====== DATASET EXCERPTS
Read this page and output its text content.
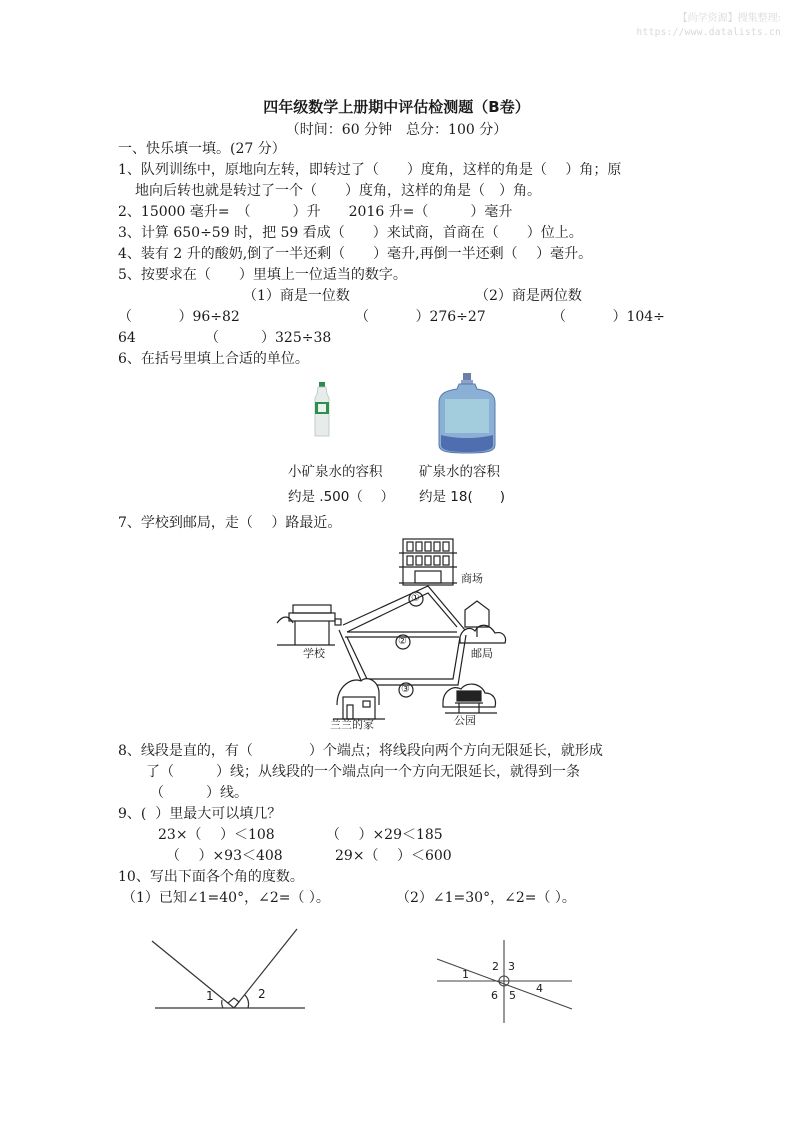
【尚学资源】搜集整理:
https://www.datalists.cn
四年级数学上册期中评估检测题（B卷）
（时间：60 分钟　总分：100 分）
一、快乐填一填。(27 分）
1、队列训练中，原地向左转，即转过了（　　）度角，这样的角是（　 ）角；原
地向后转也就是转过了一个（　　）度角，这样的角是（　）角。
2、15000 毫升=　（　　　）升　　2016 升=（　　　）毫升
3、计算 650÷59 时，把 59 看成（　　）来试商，首商在（　　）位上。
4、装有 2 升的酸奶,倒了一半还剩（　　）毫升,再倒一半还剩（　 ）毫升。
5、按要求在（　　）里填上一位适当的数字。
（1）商是一位数	（2）商是两位数
（　　　 ）96÷82	（　　　 ）276÷27	（　　　 ）104÷
64	（　　　）325÷38
6、在括号里填上合适的单位。
小矿泉水的容积
约是 .500（　 ）
矿泉水的容积
约是 18(　　)
7、学校到邮局，走（　 ）路最近。
①
②
③
商场
学校	邮局
兰兰的家	公园
8、线段是直的，有（　　　　）个端点；将线段向两个方向无限延长，就形成
了（　　　）线；从线段的一个端点向一个方向无限延长，就得到一条
（　　　）线。
9、(  ）里最大可以填几？
23×（　 ）＜108	（　 ）×29＜185
（　 ）×93＜408	29×（　 ）＜600
10、写出下面各个角的度数。
（1）已知∠1=40°，∠2=（ ）。	（2）∠1=30°，∠2=（ ）。
1	2
1
2 3
4
5
6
============
The pictures should not be reproduced; quote all of the other material exactly.

EXERCISE OUTPUT:
Read this page and output its text content.
【尚学资源】搜集整理:
https://www.datalists.cn
四年级数学上册期中评估检测题（B卷）
（时间：60 分钟　总分：100 分）
一、快乐填一填。(27 分）
1、队列训练中，原地向左转，即转过了（　　）度角，这样的角是（　 ）角；原
地向后转也就是转过了一个（　　）度角，这样的角是（　）角。
2、15000 毫升=　（　　　）升　　2016 升=（　　　）毫升
3、计算 650÷59 时，把 59 看成（　　）来试商，首商在（　　）位上。
4、装有 2 升的酸奶,倒了一半还剩（　　）毫升,再倒一半还剩（　 ）毫升。
5、按要求在（　　）里填上一位适当的数字。
（1）商是一位数	（2）商是两位数
（　　　 ）96÷82	（　　　 ）276÷27	（　　　 ）104÷
64	（　　　）325÷38
6、在括号里填上合适的单位。
小矿泉水的容积
约是 .500（　 ）
矿泉水的容积
约是 18(　　)
7、学校到邮局，走（　 ）路最近。
①
②
③
商场
学校	邮局
兰兰的家	公园
8、线段是直的，有（　　　　）个端点；将线段向两个方向无限延长，就形成
了（　　　）线；从线段的一个端点向一个方向无限延长，就得到一条
（　　　）线。
9、(  ）里最大可以填几？
23×（　 ）＜108	（　 ）×29＜185
（　 ）×93＜408	29×（　 ）＜600
10、写出下面各个角的度数。
（1）已知∠1=40°，∠2=（ ）。	（2）∠1=30°，∠2=（ ）。
1	2
1
2 3
4
5
6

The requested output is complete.